* [What the task requires]:
Search the data below for "Простая"; list each line that holds it.

╭─ Supplied data

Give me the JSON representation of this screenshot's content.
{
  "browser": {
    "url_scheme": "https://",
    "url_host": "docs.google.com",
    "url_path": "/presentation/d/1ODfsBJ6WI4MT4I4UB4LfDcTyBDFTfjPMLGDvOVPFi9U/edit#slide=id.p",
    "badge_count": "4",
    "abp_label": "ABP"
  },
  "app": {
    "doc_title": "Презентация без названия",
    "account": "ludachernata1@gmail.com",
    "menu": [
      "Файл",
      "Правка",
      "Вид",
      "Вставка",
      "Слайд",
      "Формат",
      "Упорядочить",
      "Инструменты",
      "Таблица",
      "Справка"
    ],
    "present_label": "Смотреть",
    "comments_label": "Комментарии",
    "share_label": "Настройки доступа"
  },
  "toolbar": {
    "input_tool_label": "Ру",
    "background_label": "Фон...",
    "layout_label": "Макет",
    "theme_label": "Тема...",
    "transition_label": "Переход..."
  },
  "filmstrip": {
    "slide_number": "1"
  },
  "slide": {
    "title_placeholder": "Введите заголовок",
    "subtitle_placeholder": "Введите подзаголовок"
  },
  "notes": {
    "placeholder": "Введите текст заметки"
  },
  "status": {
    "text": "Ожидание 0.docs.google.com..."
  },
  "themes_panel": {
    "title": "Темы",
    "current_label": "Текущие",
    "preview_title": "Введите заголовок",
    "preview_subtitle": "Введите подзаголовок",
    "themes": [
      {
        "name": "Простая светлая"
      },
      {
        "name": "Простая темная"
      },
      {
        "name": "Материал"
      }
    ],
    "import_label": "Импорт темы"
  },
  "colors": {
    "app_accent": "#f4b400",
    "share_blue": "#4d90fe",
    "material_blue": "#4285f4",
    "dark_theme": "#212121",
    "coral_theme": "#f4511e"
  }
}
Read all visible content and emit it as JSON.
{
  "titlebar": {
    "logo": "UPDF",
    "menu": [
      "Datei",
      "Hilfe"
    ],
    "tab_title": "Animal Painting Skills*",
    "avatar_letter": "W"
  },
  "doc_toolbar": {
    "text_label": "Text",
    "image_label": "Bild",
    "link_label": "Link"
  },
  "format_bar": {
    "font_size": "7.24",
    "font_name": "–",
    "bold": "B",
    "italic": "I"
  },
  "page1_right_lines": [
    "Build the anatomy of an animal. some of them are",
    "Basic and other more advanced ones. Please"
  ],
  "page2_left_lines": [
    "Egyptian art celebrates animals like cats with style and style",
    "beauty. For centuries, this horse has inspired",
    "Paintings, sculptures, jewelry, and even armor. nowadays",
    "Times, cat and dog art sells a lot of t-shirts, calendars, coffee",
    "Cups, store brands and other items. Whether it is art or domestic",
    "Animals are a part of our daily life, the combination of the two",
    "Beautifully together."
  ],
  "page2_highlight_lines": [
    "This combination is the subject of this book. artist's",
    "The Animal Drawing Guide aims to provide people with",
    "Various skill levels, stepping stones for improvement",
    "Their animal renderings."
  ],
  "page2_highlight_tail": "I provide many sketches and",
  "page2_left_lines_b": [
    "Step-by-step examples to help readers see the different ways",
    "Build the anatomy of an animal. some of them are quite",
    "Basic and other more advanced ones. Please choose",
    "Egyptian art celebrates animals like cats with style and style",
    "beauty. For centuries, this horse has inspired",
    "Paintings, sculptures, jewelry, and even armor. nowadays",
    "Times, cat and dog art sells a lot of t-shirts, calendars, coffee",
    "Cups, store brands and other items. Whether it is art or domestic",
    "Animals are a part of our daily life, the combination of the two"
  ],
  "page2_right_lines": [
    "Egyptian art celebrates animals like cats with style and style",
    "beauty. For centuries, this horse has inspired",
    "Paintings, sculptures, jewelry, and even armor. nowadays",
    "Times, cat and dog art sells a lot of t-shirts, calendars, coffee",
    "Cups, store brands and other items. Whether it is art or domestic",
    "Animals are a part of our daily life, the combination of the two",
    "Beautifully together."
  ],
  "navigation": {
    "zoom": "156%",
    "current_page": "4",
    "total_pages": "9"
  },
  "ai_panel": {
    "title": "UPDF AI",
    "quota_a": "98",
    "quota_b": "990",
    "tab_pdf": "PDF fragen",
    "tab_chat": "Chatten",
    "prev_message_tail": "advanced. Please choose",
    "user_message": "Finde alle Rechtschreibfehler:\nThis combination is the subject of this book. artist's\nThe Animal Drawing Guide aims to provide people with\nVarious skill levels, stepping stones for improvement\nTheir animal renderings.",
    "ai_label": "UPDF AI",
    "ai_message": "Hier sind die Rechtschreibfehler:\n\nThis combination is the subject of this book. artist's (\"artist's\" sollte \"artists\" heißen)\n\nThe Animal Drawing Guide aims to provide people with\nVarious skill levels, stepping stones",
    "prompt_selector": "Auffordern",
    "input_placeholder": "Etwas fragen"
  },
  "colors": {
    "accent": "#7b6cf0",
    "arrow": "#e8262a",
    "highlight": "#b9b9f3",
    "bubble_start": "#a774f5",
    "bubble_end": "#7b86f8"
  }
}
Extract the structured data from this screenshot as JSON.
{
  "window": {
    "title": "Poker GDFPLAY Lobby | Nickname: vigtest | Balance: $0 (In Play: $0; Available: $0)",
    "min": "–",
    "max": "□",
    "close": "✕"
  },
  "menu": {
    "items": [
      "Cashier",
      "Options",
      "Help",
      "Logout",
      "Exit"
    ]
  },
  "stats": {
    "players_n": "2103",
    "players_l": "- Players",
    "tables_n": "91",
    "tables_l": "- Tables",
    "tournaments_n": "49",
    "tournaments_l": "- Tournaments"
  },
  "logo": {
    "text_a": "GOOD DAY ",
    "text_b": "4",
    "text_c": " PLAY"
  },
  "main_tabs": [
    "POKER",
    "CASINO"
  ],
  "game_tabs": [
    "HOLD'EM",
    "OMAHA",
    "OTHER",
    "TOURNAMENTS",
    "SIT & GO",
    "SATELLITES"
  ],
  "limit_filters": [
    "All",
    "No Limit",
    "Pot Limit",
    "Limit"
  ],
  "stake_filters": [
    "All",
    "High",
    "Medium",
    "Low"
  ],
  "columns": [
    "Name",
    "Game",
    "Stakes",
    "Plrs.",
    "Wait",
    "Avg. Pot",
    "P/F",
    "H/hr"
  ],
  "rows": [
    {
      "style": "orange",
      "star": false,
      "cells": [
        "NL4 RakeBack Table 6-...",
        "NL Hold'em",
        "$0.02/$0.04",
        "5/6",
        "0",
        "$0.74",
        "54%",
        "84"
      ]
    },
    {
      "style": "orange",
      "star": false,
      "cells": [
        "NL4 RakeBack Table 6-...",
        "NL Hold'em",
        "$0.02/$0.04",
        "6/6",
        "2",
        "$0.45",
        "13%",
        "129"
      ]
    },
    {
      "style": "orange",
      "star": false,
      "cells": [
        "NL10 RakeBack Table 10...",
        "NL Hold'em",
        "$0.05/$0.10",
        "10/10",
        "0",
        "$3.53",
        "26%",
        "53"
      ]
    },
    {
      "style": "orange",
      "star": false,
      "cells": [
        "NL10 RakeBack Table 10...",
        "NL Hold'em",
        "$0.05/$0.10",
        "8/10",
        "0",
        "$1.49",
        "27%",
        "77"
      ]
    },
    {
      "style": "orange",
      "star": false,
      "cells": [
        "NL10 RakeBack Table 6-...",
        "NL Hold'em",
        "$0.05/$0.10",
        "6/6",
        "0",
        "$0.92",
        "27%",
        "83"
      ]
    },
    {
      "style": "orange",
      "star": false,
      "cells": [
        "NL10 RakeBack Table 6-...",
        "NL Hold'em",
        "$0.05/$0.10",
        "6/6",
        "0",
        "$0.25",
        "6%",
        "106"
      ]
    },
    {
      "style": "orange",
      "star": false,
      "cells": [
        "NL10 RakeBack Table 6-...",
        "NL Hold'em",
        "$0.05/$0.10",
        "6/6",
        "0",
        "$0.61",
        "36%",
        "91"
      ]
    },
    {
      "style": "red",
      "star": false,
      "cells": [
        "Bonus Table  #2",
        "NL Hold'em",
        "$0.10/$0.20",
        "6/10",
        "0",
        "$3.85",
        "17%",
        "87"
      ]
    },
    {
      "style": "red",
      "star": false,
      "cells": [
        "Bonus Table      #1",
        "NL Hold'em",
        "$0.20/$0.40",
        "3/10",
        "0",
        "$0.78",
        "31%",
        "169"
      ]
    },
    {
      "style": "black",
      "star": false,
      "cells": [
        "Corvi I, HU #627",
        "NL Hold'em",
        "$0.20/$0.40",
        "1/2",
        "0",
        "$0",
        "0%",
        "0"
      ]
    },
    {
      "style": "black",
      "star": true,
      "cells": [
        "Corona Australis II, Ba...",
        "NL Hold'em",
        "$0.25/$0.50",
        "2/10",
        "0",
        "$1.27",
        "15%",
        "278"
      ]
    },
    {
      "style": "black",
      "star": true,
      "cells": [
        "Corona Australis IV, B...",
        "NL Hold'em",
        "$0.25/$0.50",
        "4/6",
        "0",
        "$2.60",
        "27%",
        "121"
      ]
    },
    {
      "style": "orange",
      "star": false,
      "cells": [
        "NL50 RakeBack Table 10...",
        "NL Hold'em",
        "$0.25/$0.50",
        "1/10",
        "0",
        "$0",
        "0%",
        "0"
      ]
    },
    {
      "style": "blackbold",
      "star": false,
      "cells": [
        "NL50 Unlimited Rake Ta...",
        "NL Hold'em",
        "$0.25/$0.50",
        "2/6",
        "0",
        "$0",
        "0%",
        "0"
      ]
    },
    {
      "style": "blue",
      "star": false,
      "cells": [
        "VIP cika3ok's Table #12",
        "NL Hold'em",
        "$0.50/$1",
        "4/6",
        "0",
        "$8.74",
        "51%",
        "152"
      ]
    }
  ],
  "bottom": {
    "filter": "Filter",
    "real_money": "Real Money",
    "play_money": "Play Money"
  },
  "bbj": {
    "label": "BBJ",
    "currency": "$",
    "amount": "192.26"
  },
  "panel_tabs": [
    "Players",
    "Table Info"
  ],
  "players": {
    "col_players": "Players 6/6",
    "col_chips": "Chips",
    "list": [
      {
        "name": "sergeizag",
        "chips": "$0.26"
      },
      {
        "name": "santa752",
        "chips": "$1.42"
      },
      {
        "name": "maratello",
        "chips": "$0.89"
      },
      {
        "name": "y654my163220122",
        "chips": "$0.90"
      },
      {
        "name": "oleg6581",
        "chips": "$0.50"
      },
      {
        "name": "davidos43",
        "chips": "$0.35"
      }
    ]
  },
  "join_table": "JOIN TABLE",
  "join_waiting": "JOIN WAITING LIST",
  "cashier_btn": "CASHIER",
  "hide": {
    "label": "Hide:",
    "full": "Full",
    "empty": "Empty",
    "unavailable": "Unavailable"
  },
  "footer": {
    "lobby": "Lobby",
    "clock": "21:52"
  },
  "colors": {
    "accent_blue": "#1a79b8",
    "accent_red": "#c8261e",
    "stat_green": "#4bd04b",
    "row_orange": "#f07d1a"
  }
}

╰─

* [Response below]:
        "name": "Простая светлая"
        "name": "Простая темная"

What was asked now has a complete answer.